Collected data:
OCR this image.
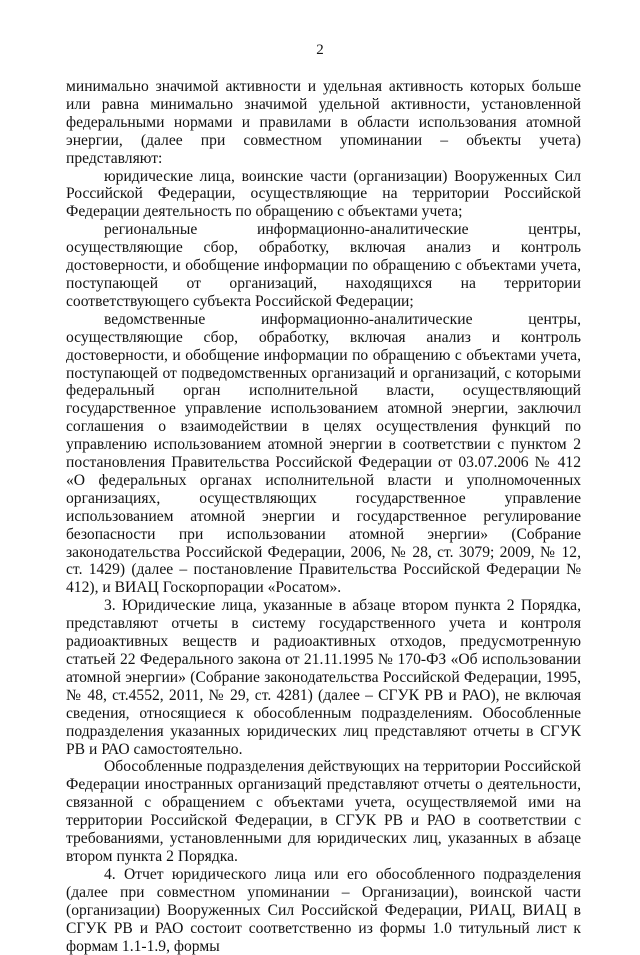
2

минимально значимой активности и удельная активность которых больше или равна минимально значимой удельной активности, установленной федеральными нормами и правилами в области использования атомной энергии, (далее при совместном упоминании – объекты учета) представляют:

юридические лица, воинские части (организации) Вооруженных Сил Российской Федерации, осуществляющие на территории Российской Федерации деятельность по обращению с объектами учета;

региональные информационно-аналитические центры, осуществляющие сбор, обработку, включая анализ и контроль достоверности, и обобщение информации по обращению с объектами учета, поступающей от организаций, находящихся на территории соответствующего субъекта Российской Федерации;

ведомственные информационно-аналитические центры, осуществляющие сбор, обработку, включая анализ и контроль достоверности, и обобщение информации по обращению с объектами учета, поступающей от подведомственных организаций и организаций, с которыми федеральный орган исполнительной власти, осуществляющий государственное управление использованием атомной энергии, заключил соглашения о взаимодействии в целях осуществления функций по управлению использованием атомной энергии в соответствии с пунктом 2 постановления Правительства Российской Федерации от 03.07.2006 № 412 «О федеральных органах исполнительной власти и уполномоченных организациях, осуществляющих государственное управление использованием атомной энергии и государственное регулирование безопасности при использовании атомной энергии» (Собрание законодательства Российской Федерации, 2006, № 28, ст. 3079; 2009, № 12, ст. 1429) (далее – постановление Правительства Российской Федерации № 412), и ВИАЦ Госкорпорации «Росатом».

3. Юридические лица, указанные в абзаце втором пункта 2 Порядка, представляют отчеты в систему государственного учета и контроля радиоактивных веществ и радиоактивных отходов, предусмотренную статьей 22 Федерального закона от 21.11.1995 № 170-ФЗ «Об использовании атомной энергии» (Собрание законодательства Российской Федерации, 1995, № 48, ст.4552, 2011, № 29, ст. 4281) (далее – СГУК РВ и РАО), не включая сведения, относящиеся к обособленным подразделениям. Обособленные подразделения указанных юридических лиц представляют отчеты в СГУК РВ и РАО самостоятельно.

Обособленные подразделения действующих на территории Российской Федерации иностранных организаций представляют отчеты о деятельности, связанной с обращением с объектами учета, осуществляемой ими на территории Российской Федерации, в СГУК РВ и РАО в соответствии с требованиями, установленными для юридических лиц, указанных в абзаце втором пункта 2 Порядка.

4. Отчет юридического лица или его обособленного подразделения (далее при совместном упоминании – Организации), воинской части (организации) Вооруженных Сил Российской Федерации, РИАЦ, ВИАЦ в СГУК РВ и РАО состоит соответственно из формы 1.0 титульный лист к формам 1.1-1.9, формы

SET TASK |
Pick each line holding the word "юридических" out of the data and copy it.

EXERCISE RESULT |
3. Юридические лица, указанные в абзаце втором пункта 2 Порядка, представляют отчеты в систему государственного учета и контроля радиоактивных веществ и радиоактивных отходов, предусмотренную статьей 22 Федерального закона от 21.11.1995 № 170-ФЗ «Об использовании атомной энергии» (Собрание законодательства Российской Федерации, 1995, № 48, ст.4552, 2011, № 29, ст. 4281) (далее – СГУК РВ и РАО), не включая сведения, относящиеся к обособленным подразделениям. Обособленные подразделения указанных юридических лиц представляют отчеты в СГУК РВ и РАО самостоятельно.
Обособленные подразделения действующих на территории Российской Федерации иностранных организаций представляют отчеты о деятельности, связанной с обращением с объектами учета, осуществляемой ими на территории Российской Федерации, в СГУК РВ и РАО в соответствии с требованиями, установленными для юридических лиц, указанных в абзаце втором пункта 2 Порядка.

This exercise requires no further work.